## PROMPT
Work out how many lines in the listing below include the word "this"; answer with the number alone.
_ _ _ _ _
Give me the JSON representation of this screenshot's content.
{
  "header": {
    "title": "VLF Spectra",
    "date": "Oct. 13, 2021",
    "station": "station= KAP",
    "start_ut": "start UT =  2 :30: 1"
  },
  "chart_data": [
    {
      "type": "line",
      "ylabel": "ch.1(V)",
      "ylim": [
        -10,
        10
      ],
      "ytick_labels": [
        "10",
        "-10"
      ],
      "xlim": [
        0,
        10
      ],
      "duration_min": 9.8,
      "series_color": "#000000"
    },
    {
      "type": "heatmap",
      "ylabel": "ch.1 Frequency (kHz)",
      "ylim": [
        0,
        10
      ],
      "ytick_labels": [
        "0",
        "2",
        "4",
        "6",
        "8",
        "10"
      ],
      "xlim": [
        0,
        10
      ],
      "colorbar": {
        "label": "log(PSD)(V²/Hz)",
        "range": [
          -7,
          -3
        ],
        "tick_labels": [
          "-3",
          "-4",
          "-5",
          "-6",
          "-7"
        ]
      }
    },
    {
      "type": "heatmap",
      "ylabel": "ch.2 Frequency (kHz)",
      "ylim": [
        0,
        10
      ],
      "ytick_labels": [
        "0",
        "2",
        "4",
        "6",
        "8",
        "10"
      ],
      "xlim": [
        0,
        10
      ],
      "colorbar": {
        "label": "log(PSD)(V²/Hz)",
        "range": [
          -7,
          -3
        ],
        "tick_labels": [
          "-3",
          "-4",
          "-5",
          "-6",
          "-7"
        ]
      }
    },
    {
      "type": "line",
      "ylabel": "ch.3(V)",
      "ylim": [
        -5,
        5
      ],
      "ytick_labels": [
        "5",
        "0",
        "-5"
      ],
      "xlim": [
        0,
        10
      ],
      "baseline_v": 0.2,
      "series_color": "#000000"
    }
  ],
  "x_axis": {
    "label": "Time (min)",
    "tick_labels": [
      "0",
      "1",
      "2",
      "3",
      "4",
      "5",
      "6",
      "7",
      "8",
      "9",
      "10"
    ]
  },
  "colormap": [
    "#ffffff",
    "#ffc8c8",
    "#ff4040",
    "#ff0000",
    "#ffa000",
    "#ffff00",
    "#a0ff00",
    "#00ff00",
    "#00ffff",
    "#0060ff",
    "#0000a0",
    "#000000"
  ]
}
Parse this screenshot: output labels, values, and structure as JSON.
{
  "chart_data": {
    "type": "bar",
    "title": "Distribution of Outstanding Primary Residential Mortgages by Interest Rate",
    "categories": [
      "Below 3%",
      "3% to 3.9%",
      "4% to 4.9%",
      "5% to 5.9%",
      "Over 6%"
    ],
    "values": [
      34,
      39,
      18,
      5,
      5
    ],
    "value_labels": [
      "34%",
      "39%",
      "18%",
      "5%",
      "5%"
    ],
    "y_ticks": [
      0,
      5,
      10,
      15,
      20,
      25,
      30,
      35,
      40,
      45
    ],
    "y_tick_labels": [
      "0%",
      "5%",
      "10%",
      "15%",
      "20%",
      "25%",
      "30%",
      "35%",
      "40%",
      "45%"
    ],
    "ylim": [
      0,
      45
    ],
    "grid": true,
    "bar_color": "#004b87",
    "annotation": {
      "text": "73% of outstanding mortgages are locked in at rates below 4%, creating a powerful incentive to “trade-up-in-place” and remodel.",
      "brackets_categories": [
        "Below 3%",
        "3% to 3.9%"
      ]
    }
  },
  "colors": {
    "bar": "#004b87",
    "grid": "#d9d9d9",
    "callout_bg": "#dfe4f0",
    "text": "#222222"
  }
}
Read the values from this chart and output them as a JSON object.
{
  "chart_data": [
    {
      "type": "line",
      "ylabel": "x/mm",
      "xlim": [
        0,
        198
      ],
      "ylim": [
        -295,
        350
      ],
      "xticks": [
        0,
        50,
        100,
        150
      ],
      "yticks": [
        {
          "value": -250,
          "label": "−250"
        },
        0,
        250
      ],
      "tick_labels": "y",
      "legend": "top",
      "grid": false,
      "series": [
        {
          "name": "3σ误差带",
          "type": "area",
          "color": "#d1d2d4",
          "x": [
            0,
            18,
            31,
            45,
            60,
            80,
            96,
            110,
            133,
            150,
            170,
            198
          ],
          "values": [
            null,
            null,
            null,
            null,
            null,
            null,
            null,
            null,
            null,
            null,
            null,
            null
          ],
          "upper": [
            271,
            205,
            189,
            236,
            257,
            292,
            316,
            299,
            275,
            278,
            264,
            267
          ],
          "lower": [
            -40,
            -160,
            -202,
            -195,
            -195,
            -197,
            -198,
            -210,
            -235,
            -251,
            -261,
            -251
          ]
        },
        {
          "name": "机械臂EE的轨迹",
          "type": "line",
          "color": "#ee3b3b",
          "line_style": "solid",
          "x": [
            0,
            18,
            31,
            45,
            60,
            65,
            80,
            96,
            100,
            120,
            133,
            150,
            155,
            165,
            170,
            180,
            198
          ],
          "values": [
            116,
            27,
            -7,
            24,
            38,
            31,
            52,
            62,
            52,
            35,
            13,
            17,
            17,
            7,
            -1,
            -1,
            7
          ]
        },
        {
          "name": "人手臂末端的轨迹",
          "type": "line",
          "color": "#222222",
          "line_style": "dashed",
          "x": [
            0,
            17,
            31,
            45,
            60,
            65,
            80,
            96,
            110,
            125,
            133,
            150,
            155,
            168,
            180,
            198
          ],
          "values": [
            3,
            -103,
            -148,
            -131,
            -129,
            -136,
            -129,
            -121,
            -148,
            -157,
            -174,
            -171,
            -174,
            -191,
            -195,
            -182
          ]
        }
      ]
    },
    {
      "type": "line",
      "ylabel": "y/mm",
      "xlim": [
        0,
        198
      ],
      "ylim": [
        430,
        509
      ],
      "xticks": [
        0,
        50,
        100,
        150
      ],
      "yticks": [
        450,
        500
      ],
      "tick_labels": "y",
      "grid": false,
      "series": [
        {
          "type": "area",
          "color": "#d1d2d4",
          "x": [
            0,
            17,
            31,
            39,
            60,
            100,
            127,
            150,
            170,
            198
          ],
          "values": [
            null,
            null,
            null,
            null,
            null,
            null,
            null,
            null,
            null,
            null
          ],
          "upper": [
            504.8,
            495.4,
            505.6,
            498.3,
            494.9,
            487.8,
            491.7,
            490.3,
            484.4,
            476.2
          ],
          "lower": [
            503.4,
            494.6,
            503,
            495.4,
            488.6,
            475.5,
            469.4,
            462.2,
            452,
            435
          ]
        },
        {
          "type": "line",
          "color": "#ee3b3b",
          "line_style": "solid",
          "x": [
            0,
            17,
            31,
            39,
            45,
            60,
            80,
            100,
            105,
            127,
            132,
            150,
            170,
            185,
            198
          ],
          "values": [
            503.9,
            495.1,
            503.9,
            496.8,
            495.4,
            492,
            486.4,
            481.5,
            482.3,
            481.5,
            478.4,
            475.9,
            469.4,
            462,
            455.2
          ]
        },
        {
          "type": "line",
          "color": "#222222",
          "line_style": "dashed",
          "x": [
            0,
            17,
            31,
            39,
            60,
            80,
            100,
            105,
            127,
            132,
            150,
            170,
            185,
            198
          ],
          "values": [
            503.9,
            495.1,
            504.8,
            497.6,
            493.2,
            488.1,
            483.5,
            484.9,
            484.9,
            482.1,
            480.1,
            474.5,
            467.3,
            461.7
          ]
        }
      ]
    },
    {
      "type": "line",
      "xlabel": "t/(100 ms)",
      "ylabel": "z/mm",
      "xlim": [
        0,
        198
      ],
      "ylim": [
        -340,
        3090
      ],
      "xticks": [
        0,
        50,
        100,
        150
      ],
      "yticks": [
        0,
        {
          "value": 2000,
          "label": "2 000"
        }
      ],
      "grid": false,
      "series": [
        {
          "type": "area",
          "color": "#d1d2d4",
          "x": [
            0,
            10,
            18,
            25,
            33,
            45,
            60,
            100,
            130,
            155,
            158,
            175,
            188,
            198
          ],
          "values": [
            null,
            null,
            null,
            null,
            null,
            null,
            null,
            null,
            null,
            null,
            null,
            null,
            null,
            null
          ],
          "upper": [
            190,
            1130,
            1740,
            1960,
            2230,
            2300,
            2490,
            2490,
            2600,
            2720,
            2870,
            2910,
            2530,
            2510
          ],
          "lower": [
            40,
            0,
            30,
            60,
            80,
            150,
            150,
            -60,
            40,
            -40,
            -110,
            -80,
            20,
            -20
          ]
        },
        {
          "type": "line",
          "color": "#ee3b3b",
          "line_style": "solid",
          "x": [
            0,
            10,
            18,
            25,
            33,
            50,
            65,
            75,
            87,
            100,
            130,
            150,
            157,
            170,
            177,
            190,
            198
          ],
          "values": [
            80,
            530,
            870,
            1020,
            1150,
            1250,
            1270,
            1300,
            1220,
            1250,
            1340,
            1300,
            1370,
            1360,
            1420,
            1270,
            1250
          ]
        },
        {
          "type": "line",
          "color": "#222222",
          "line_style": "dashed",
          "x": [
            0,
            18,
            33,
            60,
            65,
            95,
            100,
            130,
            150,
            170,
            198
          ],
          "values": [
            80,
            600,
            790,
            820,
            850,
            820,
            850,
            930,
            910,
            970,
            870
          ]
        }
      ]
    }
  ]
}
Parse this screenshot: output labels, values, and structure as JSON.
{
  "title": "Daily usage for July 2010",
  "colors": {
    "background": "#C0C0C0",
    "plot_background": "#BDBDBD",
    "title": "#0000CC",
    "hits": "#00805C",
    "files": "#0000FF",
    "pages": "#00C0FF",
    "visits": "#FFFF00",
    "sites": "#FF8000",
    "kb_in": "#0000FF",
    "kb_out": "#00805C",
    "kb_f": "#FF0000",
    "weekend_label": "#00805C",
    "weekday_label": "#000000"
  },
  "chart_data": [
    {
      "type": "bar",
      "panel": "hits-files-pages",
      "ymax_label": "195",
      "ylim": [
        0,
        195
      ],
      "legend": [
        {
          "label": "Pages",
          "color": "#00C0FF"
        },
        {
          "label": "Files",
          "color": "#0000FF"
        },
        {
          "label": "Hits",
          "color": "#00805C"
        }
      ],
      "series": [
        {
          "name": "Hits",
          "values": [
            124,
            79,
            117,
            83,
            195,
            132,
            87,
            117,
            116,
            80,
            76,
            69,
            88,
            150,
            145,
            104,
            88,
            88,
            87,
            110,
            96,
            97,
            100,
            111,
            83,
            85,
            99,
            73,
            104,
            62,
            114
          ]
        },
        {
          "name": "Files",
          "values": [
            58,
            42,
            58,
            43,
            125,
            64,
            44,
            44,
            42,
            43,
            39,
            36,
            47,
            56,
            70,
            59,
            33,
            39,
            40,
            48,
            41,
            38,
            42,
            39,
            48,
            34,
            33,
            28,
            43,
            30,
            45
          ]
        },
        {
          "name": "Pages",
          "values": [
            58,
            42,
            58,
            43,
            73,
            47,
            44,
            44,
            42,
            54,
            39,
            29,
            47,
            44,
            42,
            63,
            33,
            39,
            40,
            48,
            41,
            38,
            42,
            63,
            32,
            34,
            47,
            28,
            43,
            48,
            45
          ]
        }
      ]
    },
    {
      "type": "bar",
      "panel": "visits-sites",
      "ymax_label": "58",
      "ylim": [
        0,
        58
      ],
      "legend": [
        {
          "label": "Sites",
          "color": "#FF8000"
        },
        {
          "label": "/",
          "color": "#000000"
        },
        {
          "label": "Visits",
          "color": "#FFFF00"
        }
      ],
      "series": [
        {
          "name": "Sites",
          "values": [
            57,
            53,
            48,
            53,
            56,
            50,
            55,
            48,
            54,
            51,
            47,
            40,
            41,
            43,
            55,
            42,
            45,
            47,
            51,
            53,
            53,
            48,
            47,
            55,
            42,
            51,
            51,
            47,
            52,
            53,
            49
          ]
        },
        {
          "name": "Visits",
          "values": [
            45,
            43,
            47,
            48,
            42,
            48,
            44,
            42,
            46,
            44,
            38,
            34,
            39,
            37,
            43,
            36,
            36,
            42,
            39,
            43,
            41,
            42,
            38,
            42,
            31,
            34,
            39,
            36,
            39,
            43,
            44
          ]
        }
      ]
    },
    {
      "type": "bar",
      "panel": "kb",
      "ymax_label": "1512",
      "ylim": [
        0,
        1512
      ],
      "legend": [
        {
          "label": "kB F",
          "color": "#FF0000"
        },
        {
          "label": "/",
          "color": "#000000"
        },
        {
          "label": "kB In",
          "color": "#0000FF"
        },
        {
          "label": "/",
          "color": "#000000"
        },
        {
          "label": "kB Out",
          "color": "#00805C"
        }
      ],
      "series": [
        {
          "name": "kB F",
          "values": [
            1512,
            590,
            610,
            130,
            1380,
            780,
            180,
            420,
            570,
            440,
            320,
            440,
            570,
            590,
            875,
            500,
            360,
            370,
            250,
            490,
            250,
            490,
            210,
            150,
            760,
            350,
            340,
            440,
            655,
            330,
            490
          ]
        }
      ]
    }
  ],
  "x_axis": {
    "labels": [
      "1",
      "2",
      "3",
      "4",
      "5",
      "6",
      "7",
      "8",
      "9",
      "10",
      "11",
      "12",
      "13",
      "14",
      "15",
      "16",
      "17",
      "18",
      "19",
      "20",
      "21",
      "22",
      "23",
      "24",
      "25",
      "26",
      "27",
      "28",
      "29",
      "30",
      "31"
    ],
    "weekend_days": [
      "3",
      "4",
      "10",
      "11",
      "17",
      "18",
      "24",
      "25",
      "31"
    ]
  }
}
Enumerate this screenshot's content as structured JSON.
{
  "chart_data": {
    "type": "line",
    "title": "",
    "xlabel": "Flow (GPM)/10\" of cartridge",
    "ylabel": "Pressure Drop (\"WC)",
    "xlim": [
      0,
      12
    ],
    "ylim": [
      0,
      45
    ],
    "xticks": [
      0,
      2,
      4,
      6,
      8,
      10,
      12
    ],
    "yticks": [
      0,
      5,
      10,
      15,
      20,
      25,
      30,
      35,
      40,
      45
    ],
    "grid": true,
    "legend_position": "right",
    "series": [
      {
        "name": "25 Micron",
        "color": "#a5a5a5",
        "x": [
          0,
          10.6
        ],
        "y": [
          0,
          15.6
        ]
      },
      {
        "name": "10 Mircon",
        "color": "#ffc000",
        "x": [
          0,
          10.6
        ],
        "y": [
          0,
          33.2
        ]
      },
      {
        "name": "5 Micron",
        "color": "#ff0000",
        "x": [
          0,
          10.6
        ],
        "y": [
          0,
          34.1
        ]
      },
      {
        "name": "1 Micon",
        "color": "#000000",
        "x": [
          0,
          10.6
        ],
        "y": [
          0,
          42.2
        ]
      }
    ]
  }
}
_ _ _ _ _
## SOLVED EXERCISE
5